● **EXERCISE**
Find each line that has the string "Relegation" and give the total, with nothing else.

........

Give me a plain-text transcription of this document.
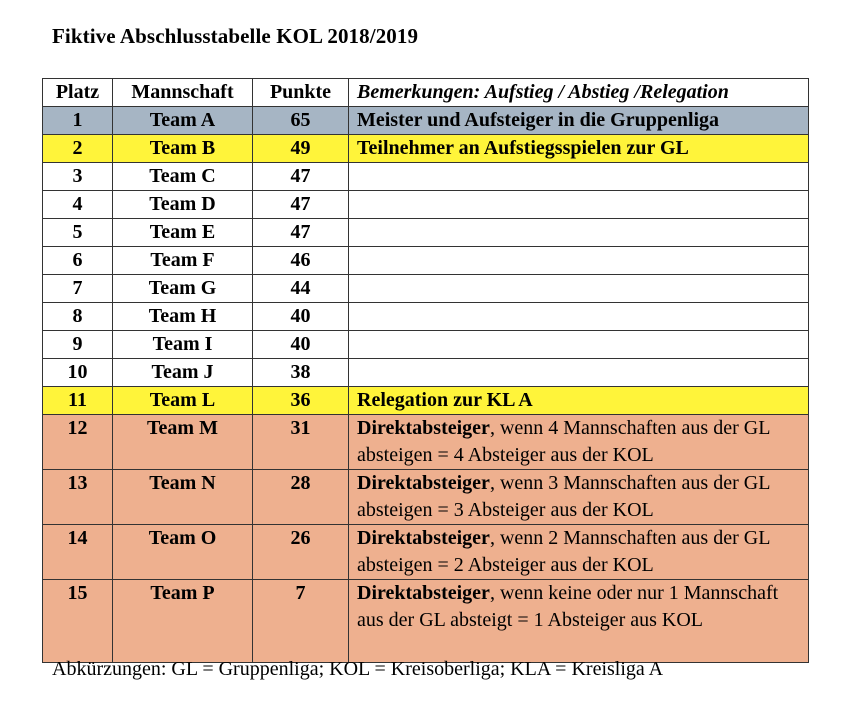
Fiktive Abschlusstabelle KOL 2018/2019
Platz	Mannschaft	Punkte	Bemerkungen: Aufstieg / Abstieg /Relegation
1	Team A	65	Meister und Aufsteiger in die Gruppenliga
2	Team B	49	Teilnehmer an Aufstiegsspielen zur GL
3	Team C	47	
4	Team D	47	
5	Team E	47	
6	Team F	46	
7	Team G	44	
8	Team H	40	
9	Team I	40	
10	Team J	38	
11	Team L	36	Relegation zur KL A
12	Team M	31	Direktabsteiger, wenn 4 Mannschaften aus der GL absteigen = 4 Absteiger aus der KOL
13	Team N	28	Direktabsteiger, wenn 3 Mannschaften aus der GL absteigen = 3 Absteiger aus der KOL
14	Team O	26	Direktabsteiger, wenn 2 Mannschaften aus der GL absteigen = 2 Absteiger aus der KOL
15	Team P	7	Direktabsteiger, wenn keine oder nur 1 Mannschaft aus der GL absteigt = 1 Absteiger aus KOL
Abkürzungen: GL = Gruppenliga; KOL = Kreisoberliga; KLA = Kreisliga A
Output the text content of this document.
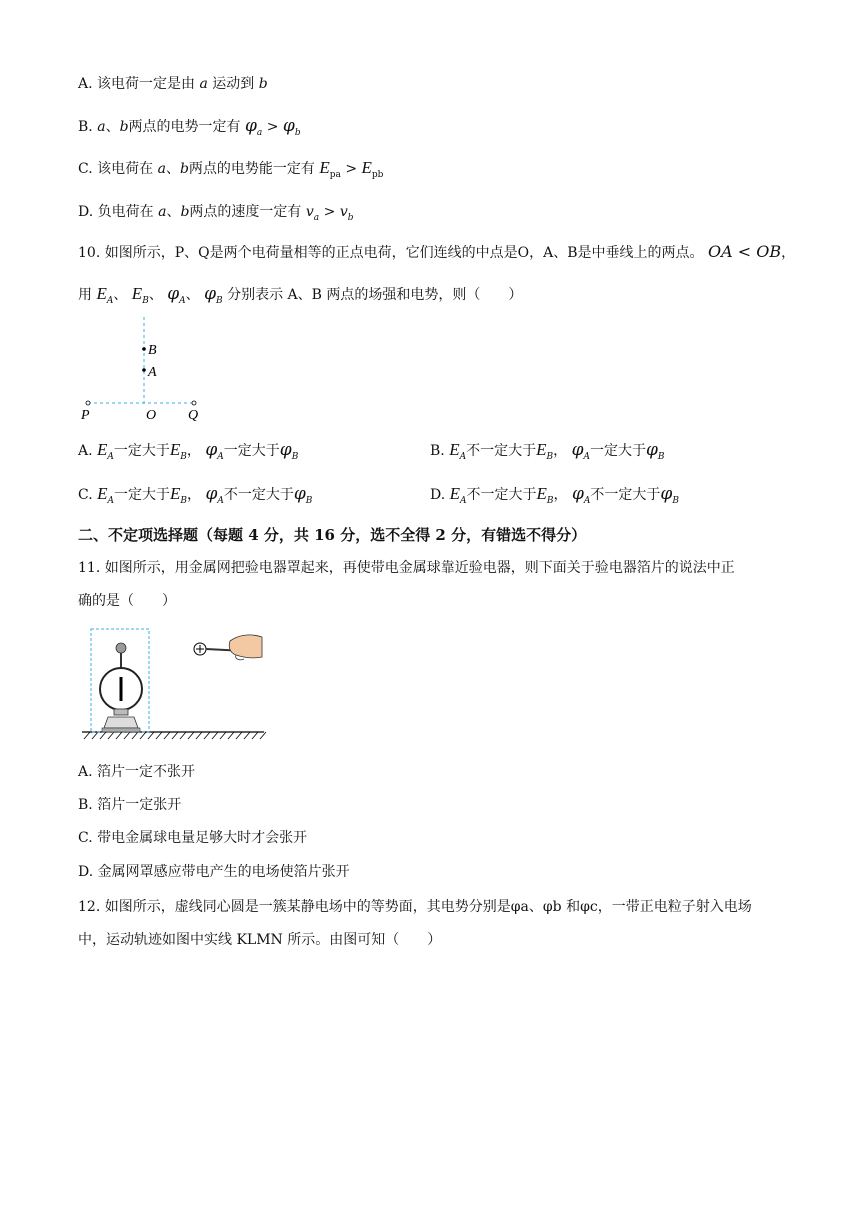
A. 该电荷一定是由 a 运动到 b
B. a、b两点的电势一定有 $\varphi_a > \varphi_b$
C. 该电荷在 a、b两点的电势能一定有 $E_{pa} > E_{pb}$
D. 负电荷在 a、b两点的速度一定有 $v_a > v_b$
10. 如图所示，P、Q是两个电荷量相等的正点电荷，它们连线的中点是O，A、B是中垂线上的两点。 OA < OB，
用 $E_A$、 $E_B$、 $\varphi_A$、 $\varphi_B$ 分别表示 A、B 两点的场强和电势，则（　　）
B
A
P	O Q
A. $E_A$一定大于$E_B$， $\varphi_A$一定大于$\varphi_B$	B. $E_A$不一定大于$E_B$， $\varphi_A$一定大于$\varphi_B$
C. $E_A$一定大于$E_B$， $\varphi_A$不一定大于$\varphi_B$	D. $E_A$不一定大于$E_B$， $\varphi_A$不一定大于$\varphi_B$
二、不定项选择题（每题 4 分，共 16 分，选不全得 2 分，有错选不得分）
11. 如图所示，用金属网把验电器罩起来，再使带电金属球靠近验电器，则下面关于验电器箔片的说法中正
确的是（　　）
A. 箔片一定不张开
B. 箔片一定张开
C. 带电金属球电量足够大时才会张开
D. 金属网罩感应带电产生的电场使箔片张开
12. 如图所示，虚线同心圆是一簇某静电场中的等势面，其电势分别是φa、φb 和φc，一带正电粒子射入电场
中，运动轨迹如图中实线 KLMN 所示。由图可知（　　）
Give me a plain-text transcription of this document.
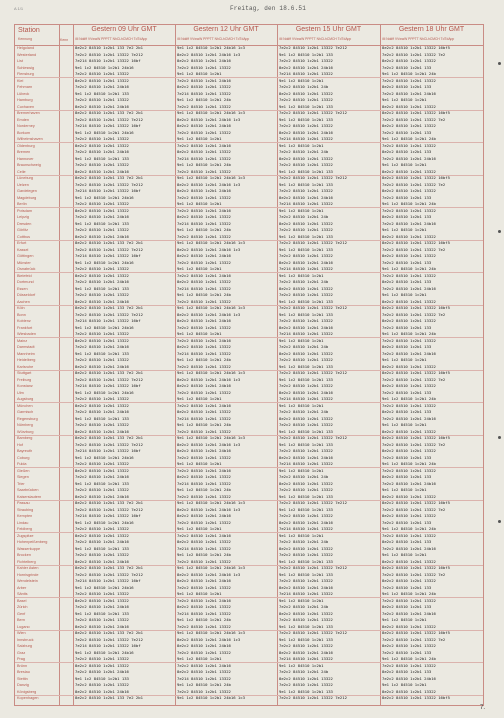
A 1/1	Freitag, den 18.6.51
Station
Kennung	Kenn
Gestern 09 Uhr GMT
iIIi Nddff VVwwW PPPTT NhCLhCMCH TdTdApp
Gestern 12 Uhr GMT
iIIi Nddff VVwwW PPPTT NhCLhCMCH TdTdApp
Gestern 15 Uhr GMT
iIIi Nddff VVwwW PPPTT NhCLhCMCH TdTdApp
Gestern 18 Uhr GMT
iIIi Nddff VVwwW PPPTT NhCLhCMCH TdTdApp
Helgoland	8e2c2 84510 1c2b1 133 7e2 2b1	9e1 1c2 84510 1c2b1 24b16 1c3	7e2c2 84510 1c2b1 13322 7e212	8e2c2 84510 1c2b1 13322 16bf5
Westerland	7e2c2 84510 1c2b1 13322 7e212	8e2c2 84510 1c2b1 24b16 1c3	9e1 1c2 84510 1c2b1 133	7e2c2 84510 1c2b1 13322 7e2
List	7e214 84510 1c2b1 13322 16bf	8e2c2 84510 1c2b1 24b16	7e2c2 84510 1c2b1 13322	8e2c2 84510 1c2b1 13322
Schleswig	9e1 1c2 84510 1c2b1 24b16	7e2c2 84510 1c2b1 13322	8e2c2 84510 1c2b1 24b16	7e2c2 84510 1c2b1 133
Flensburg	7e2c2 84510 1c2b1 13322	9e1 1c2 84510 1c2b1	7e214 84510 1c2b1 13322	9e1 1c2 84510 1c2b1 24b
Kiel	8e2c2 84510 1c2b1 13322	7e2c2 84510 1c2b1 24b16	9e1 1c2 84510 1c2b1	7e2c2 84510 1c2b1 13322
Fehmarn	7e2c2 84510 1c2b1 24b16	8e2c2 84510 1c2b1 13322	7e2c2 84510 1c2b1 24b	8e2c2 84510 1c2b1 133
Lübeck	9e1 1c2 84510 1c2b1 133	7e214 84510 1c2b1 13322	8e2c2 84510 1c2b1 13322	7e2c2 84510 1c2b1 24b16
Hamburg	7e2c2 84510 1c2b1 13322	9e1 1c2 84510 1c2b1 24b	7e2c2 84510 1c2b1 13322	9e1 1c2 84510 1c2b1
Cuxhaven	8e2c2 84510 1c2b1 24b16	7e2c2 84510 1c2b1 13322	9e1 1c2 84510 1c2b1 133	8e2c2 84510 1c2b1 13322
Bremerhaven	8e2c2 84510 1c2b1 133 7e2 2b1	9e1 1c2 84510 1c2b1 24b16 1c3	7e2c2 84510 1c2b1 13322 7e212	8e2c2 84510 1c2b1 13322 16bf5
Emden	7e2c2 84510 1c2b1 13322 7e212	8e2c2 84510 1c2b1 24b16 1c3	9e1 1c2 84510 1c2b1 133	7e2c2 84510 1c2b1 13322 7e2
Norderney	7e214 84510 1c2b1 13322 16bf	8e2c2 84510 1c2b1 24b16	7e2c2 84510 1c2b1 13322	8e2c2 84510 1c2b1 13322
Borkum	9e1 1c2 84510 1c2b1 24b16	7e2c2 84510 1c2b1 13322	8e2c2 84510 1c2b1 24b16	7e2c2 84510 1c2b1 133
Wilhelmshaven	7e2c2 84510 1c2b1 13322	9e1 1c2 84510 1c2b1	7e214 84510 1c2b1 13322	9e1 1c2 84510 1c2b1 24b
Oldenburg	8e2c2 84510 1c2b1 13322	7e2c2 84510 1c2b1 24b16	9e1 1c2 84510 1c2b1	7e2c2 84510 1c2b1 13322
Bremen	7e2c2 84510 1c2b1 24b16	8e2c2 84510 1c2b1 13322	7e2c2 84510 1c2b1 24b	8e2c2 84510 1c2b1 133
Hannover	9e1 1c2 84510 1c2b1 133	7e214 84510 1c2b1 13322	8e2c2 84510 1c2b1 13322	7e2c2 84510 1c2b1 24b16
Braunschweig	7e2c2 84510 1c2b1 13322	9e1 1c2 84510 1c2b1 24b	7e2c2 84510 1c2b1 13322	9e1 1c2 84510 1c2b1
Celle	8e2c2 84510 1c2b1 24b16	7e2c2 84510 1c2b1 13322	9e1 1c2 84510 1c2b1 133	8e2c2 84510 1c2b1 13322
Lüneburg	8e2c2 84510 1c2b1 133 7e2 2b1	9e1 1c2 84510 1c2b1 24b16 1c3	7e2c2 84510 1c2b1 13322 7e212	8e2c2 84510 1c2b1 13322 16bf5
Uelzen	7e2c2 84510 1c2b1 13322 7e212	8e2c2 84510 1c2b1 24b16 1c3	9e1 1c2 84510 1c2b1 133	7e2c2 84510 1c2b1 13322 7e2
Gardelegen	7e214 84510 1c2b1 13322 16bf	8e2c2 84510 1c2b1 24b16	7e2c2 84510 1c2b1 13322	8e2c2 84510 1c2b1 13322
Magdeburg	9e1 1c2 84510 1c2b1 24b16	7e2c2 84510 1c2b1 13322	8e2c2 84510 1c2b1 24b16	7e2c2 84510 1c2b1 133
Berlin	7e2c2 84510 1c2b1 13322	9e1 1c2 84510 1c2b1	7e214 84510 1c2b1 13322	9e1 1c2 84510 1c2b1 24b
Potsdam	8e2c2 84510 1c2b1 13322	7e2c2 84510 1c2b1 24b16	9e1 1c2 84510 1c2b1	7e2c2 84510 1c2b1 13322
Leipzig	7e2c2 84510 1c2b1 24b16	8e2c2 84510 1c2b1 13322	7e2c2 84510 1c2b1 24b	8e2c2 84510 1c2b1 133
Dresden	9e1 1c2 84510 1c2b1 133	7e214 84510 1c2b1 13322	8e2c2 84510 1c2b1 13322	7e2c2 84510 1c2b1 24b16
Görlitz	7e2c2 84510 1c2b1 13322	9e1 1c2 84510 1c2b1 24b	7e2c2 84510 1c2b1 13322	9e1 1c2 84510 1c2b1
Cottbus	8e2c2 84510 1c2b1 24b16	7e2c2 84510 1c2b1 13322	9e1 1c2 84510 1c2b1 133	8e2c2 84510 1c2b1 13322
Erfurt	8e2c2 84510 1c2b1 133 7e2 2b1	9e1 1c2 84510 1c2b1 24b16 1c3	7e2c2 84510 1c2b1 13322 7e212	8e2c2 84510 1c2b1 13322 16bf5
Kassel	7e2c2 84510 1c2b1 13322 7e212	8e2c2 84510 1c2b1 24b16 1c3	9e1 1c2 84510 1c2b1 133	7e2c2 84510 1c2b1 13322 7e2
Göttingen	7e214 84510 1c2b1 13322 16bf	8e2c2 84510 1c2b1 24b16	7e2c2 84510 1c2b1 13322	8e2c2 84510 1c2b1 13322
Münster	9e1 1c2 84510 1c2b1 24b16	7e2c2 84510 1c2b1 13322	8e2c2 84510 1c2b1 24b16	7e2c2 84510 1c2b1 133
Osnabrück	7e2c2 84510 1c2b1 13322	9e1 1c2 84510 1c2b1	7e214 84510 1c2b1 13322	9e1 1c2 84510 1c2b1 24b
Bielefeld	8e2c2 84510 1c2b1 13322	7e2c2 84510 1c2b1 24b16	9e1 1c2 84510 1c2b1	7e2c2 84510 1c2b1 13322
Dortmund	7e2c2 84510 1c2b1 24b16	8e2c2 84510 1c2b1 13322	7e2c2 84510 1c2b1 24b	8e2c2 84510 1c2b1 133
Essen	9e1 1c2 84510 1c2b1 133	7e214 84510 1c2b1 13322	8e2c2 84510 1c2b1 13322	7e2c2 84510 1c2b1 24b16
Düsseldorf	7e2c2 84510 1c2b1 13322	9e1 1c2 84510 1c2b1 24b	7e2c2 84510 1c2b1 13322	9e1 1c2 84510 1c2b1
Aachen	8e2c2 84510 1c2b1 24b16	7e2c2 84510 1c2b1 13322	9e1 1c2 84510 1c2b1 133	8e2c2 84510 1c2b1 13322
Köln	8e2c2 84510 1c2b1 133 7e2 2b1	9e1 1c2 84510 1c2b1 24b16 1c3	7e2c2 84510 1c2b1 13322 7e212	8e2c2 84510 1c2b1 13322 16bf5
Bonn	7e2c2 84510 1c2b1 13322 7e212	8e2c2 84510 1c2b1 24b16 1c3	9e1 1c2 84510 1c2b1 133	7e2c2 84510 1c2b1 13322 7e2
Koblenz	7e214 84510 1c2b1 13322 16bf	8e2c2 84510 1c2b1 24b16	7e2c2 84510 1c2b1 13322	8e2c2 84510 1c2b1 13322
Frankfurt	9e1 1c2 84510 1c2b1 24b16	7e2c2 84510 1c2b1 13322	8e2c2 84510 1c2b1 24b16	7e2c2 84510 1c2b1 133
Wiesbaden	7e2c2 84510 1c2b1 13322	9e1 1c2 84510 1c2b1	7e214 84510 1c2b1 13322	9e1 1c2 84510 1c2b1 24b
Mainz	8e2c2 84510 1c2b1 13322	7e2c2 84510 1c2b1 24b16	9e1 1c2 84510 1c2b1	7e2c2 84510 1c2b1 13322
Darmstadt	7e2c2 84510 1c2b1 24b16	8e2c2 84510 1c2b1 13322	7e2c2 84510 1c2b1 24b	8e2c2 84510 1c2b1 133
Mannheim	9e1 1c2 84510 1c2b1 133	7e214 84510 1c2b1 13322	8e2c2 84510 1c2b1 13322	7e2c2 84510 1c2b1 24b16
Heidelberg	7e2c2 84510 1c2b1 13322	9e1 1c2 84510 1c2b1 24b	7e2c2 84510 1c2b1 13322	9e1 1c2 84510 1c2b1
Karlsruhe	8e2c2 84510 1c2b1 24b16	7e2c2 84510 1c2b1 13322	9e1 1c2 84510 1c2b1 133	8e2c2 84510 1c2b1 13322
Stuttgart	8e2c2 84510 1c2b1 133 7e2 2b1	9e1 1c2 84510 1c2b1 24b16 1c3	7e2c2 84510 1c2b1 13322 7e212	8e2c2 84510 1c2b1 13322 16bf5
Freiburg	7e2c2 84510 1c2b1 13322 7e212	8e2c2 84510 1c2b1 24b16 1c3	9e1 1c2 84510 1c2b1 133	7e2c2 84510 1c2b1 13322 7e2
Konstanz	7e214 84510 1c2b1 13322 16bf	8e2c2 84510 1c2b1 24b16	7e2c2 84510 1c2b1 13322	8e2c2 84510 1c2b1 13322
Ulm	9e1 1c2 84510 1c2b1 24b16	7e2c2 84510 1c2b1 13322	8e2c2 84510 1c2b1 24b16	7e2c2 84510 1c2b1 133
Augsburg	7e2c2 84510 1c2b1 13322	9e1 1c2 84510 1c2b1	7e214 84510 1c2b1 13322	9e1 1c2 84510 1c2b1 24b
München	8e2c2 84510 1c2b1 13322	7e2c2 84510 1c2b1 24b16	9e1 1c2 84510 1c2b1	7e2c2 84510 1c2b1 13322
Garmisch	7e2c2 84510 1c2b1 24b16	8e2c2 84510 1c2b1 13322	7e2c2 84510 1c2b1 24b	8e2c2 84510 1c2b1 133
Regensburg	9e1 1c2 84510 1c2b1 133	7e214 84510 1c2b1 13322	8e2c2 84510 1c2b1 13322	7e2c2 84510 1c2b1 24b16
Nürnberg	7e2c2 84510 1c2b1 13322	9e1 1c2 84510 1c2b1 24b	7e2c2 84510 1c2b1 13322	9e1 1c2 84510 1c2b1
Würzburg	8e2c2 84510 1c2b1 24b16	7e2c2 84510 1c2b1 13322	9e1 1c2 84510 1c2b1 133	8e2c2 84510 1c2b1 13322
Bamberg	8e2c2 84510 1c2b1 133 7e2 2b1	9e1 1c2 84510 1c2b1 24b16 1c3	7e2c2 84510 1c2b1 13322 7e212	8e2c2 84510 1c2b1 13322 16bf5
Hof	7e2c2 84510 1c2b1 13322 7e212	8e2c2 84510 1c2b1 24b16 1c3	9e1 1c2 84510 1c2b1 133	7e2c2 84510 1c2b1 13322 7e2
Bayreuth	7e214 84510 1c2b1 13322 16bf	8e2c2 84510 1c2b1 24b16	7e2c2 84510 1c2b1 13322	8e2c2 84510 1c2b1 13322
Coburg	9e1 1c2 84510 1c2b1 24b16	7e2c2 84510 1c2b1 13322	8e2c2 84510 1c2b1 24b16	7e2c2 84510 1c2b1 133
Fulda	7e2c2 84510 1c2b1 13322	9e1 1c2 84510 1c2b1	7e214 84510 1c2b1 13322	9e1 1c2 84510 1c2b1 24b
Gießen	8e2c2 84510 1c2b1 13322	7e2c2 84510 1c2b1 24b16	9e1 1c2 84510 1c2b1	7e2c2 84510 1c2b1 13322
Siegen	7e2c2 84510 1c2b1 24b16	8e2c2 84510 1c2b1 13322	7e2c2 84510 1c2b1 24b	8e2c2 84510 1c2b1 133
Trier	9e1 1c2 84510 1c2b1 133	7e214 84510 1c2b1 13322	8e2c2 84510 1c2b1 13322	7e2c2 84510 1c2b1 24b16
Saarbrücken	7e2c2 84510 1c2b1 13322	9e1 1c2 84510 1c2b1 24b	7e2c2 84510 1c2b1 13322	9e1 1c2 84510 1c2b1
Kaiserslautern	8e2c2 84510 1c2b1 24b16	7e2c2 84510 1c2b1 13322	9e1 1c2 84510 1c2b1 133	8e2c2 84510 1c2b1 13322
Passau	8e2c2 84510 1c2b1 133 7e2 2b1	9e1 1c2 84510 1c2b1 24b16 1c3	7e2c2 84510 1c2b1 13322 7e212	8e2c2 84510 1c2b1 13322 16bf5
Straubing	7e2c2 84510 1c2b1 13322 7e212	8e2c2 84510 1c2b1 24b16 1c3	9e1 1c2 84510 1c2b1 133	7e2c2 84510 1c2b1 13322 7e2
Kempten	7e214 84510 1c2b1 13322 16bf	8e2c2 84510 1c2b1 24b16	7e2c2 84510 1c2b1 13322	8e2c2 84510 1c2b1 13322
Lindau	9e1 1c2 84510 1c2b1 24b16	7e2c2 84510 1c2b1 13322	8e2c2 84510 1c2b1 24b16	7e2c2 84510 1c2b1 133
Feldberg	7e2c2 84510 1c2b1 13322	9e1 1c2 84510 1c2b1	7e214 84510 1c2b1 13322	9e1 1c2 84510 1c2b1 24b
Zugspitze	8e2c2 84510 1c2b1 13322	7e2c2 84510 1c2b1 24b16	9e1 1c2 84510 1c2b1	7e2c2 84510 1c2b1 13322
Hohenpeißenberg	7e2c2 84510 1c2b1 24b16	8e2c2 84510 1c2b1 13322	7e2c2 84510 1c2b1 24b	8e2c2 84510 1c2b1 133
Wasserkuppe	9e1 1c2 84510 1c2b1 133	7e214 84510 1c2b1 13322	8e2c2 84510 1c2b1 13322	7e2c2 84510 1c2b1 24b16
Brocken	7e2c2 84510 1c2b1 13322	9e1 1c2 84510 1c2b1 24b	7e2c2 84510 1c2b1 13322	9e1 1c2 84510 1c2b1
Fichtelberg	8e2c2 84510 1c2b1 24b16	7e2c2 84510 1c2b1 13322	9e1 1c2 84510 1c2b1 133	8e2c2 84510 1c2b1 13322
Kahler Asten	8e2c2 84510 1c2b1 133 7e2 2b1	9e1 1c2 84510 1c2b1 24b16 1c3	7e2c2 84510 1c2b1 13322 7e212	8e2c2 84510 1c2b1 13322 16bf5
Hornisgrinde	7e2c2 84510 1c2b1 13322 7e212	8e2c2 84510 1c2b1 24b16 1c3	9e1 1c2 84510 1c2b1 133	7e2c2 84510 1c2b1 13322 7e2
Wendelstein	7e214 84510 1c2b1 13322 16bf	8e2c2 84510 1c2b1 24b16	7e2c2 84510 1c2b1 13322	8e2c2 84510 1c2b1 13322
Arber	9e1 1c2 84510 1c2b1 24b16	7e2c2 84510 1c2b1 13322	8e2c2 84510 1c2b1 24b16	7e2c2 84510 1c2b1 133
Säntis	7e2c2 84510 1c2b1 13322	9e1 1c2 84510 1c2b1	7e214 84510 1c2b1 13322	9e1 1c2 84510 1c2b1 24b
Basel	8e2c2 84510 1c2b1 13322	7e2c2 84510 1c2b1 24b16	9e1 1c2 84510 1c2b1	7e2c2 84510 1c2b1 13322
Zürich	7e2c2 84510 1c2b1 24b16	8e2c2 84510 1c2b1 13322	7e2c2 84510 1c2b1 24b	8e2c2 84510 1c2b1 133
Genf	9e1 1c2 84510 1c2b1 133	7e214 84510 1c2b1 13322	8e2c2 84510 1c2b1 13322	7e2c2 84510 1c2b1 24b16
Bern	7e2c2 84510 1c2b1 13322	9e1 1c2 84510 1c2b1 24b	7e2c2 84510 1c2b1 13322	9e1 1c2 84510 1c2b1
Lugano	8e2c2 84510 1c2b1 24b16	7e2c2 84510 1c2b1 13322	9e1 1c2 84510 1c2b1 133	8e2c2 84510 1c2b1 13322
Wien	8e2c2 84510 1c2b1 133 7e2 2b1	9e1 1c2 84510 1c2b1 24b16 1c3	7e2c2 84510 1c2b1 13322 7e212	8e2c2 84510 1c2b1 13322 16bf5
Innsbruck	7e2c2 84510 1c2b1 13322 7e212	8e2c2 84510 1c2b1 24b16 1c3	9e1 1c2 84510 1c2b1 133	7e2c2 84510 1c2b1 13322 7e2
Salzburg	7e214 84510 1c2b1 13322 16bf	8e2c2 84510 1c2b1 24b16	7e2c2 84510 1c2b1 13322	8e2c2 84510 1c2b1 13322
Graz	9e1 1c2 84510 1c2b1 24b16	7e2c2 84510 1c2b1 13322	8e2c2 84510 1c2b1 24b16	7e2c2 84510 1c2b1 133
Prag	7e2c2 84510 1c2b1 13322	9e1 1c2 84510 1c2b1	7e214 84510 1c2b1 13322	9e1 1c2 84510 1c2b1 24b
Brünn	8e2c2 84510 1c2b1 13322	7e2c2 84510 1c2b1 24b16	9e1 1c2 84510 1c2b1	7e2c2 84510 1c2b1 13322
Breslau	7e2c2 84510 1c2b1 24b16	8e2c2 84510 1c2b1 13322	7e2c2 84510 1c2b1 24b	8e2c2 84510 1c2b1 133
Stettin	9e1 1c2 84510 1c2b1 133	7e214 84510 1c2b1 13322	8e2c2 84510 1c2b1 13322	7e2c2 84510 1c2b1 24b16
Danzig	7e2c2 84510 1c2b1 13322	9e1 1c2 84510 1c2b1 24b	7e2c2 84510 1c2b1 13322	9e1 1c2 84510 1c2b1
Königsberg	8e2c2 84510 1c2b1 24b16	7e2c2 84510 1c2b1 13322	9e1 1c2 84510 1c2b1 133	8e2c2 84510 1c2b1 13322
Kopenhagen	8e2c2 84510 1c2b1 133 7e2 2b1	9e1 1c2 84510 1c2b1 24b16 1c3	7e2c2 84510 1c2b1 13322 7e212	8e2c2 84510 1c2b1 13322 16bf5
7.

........

● **THE COMPLETED TASK**
2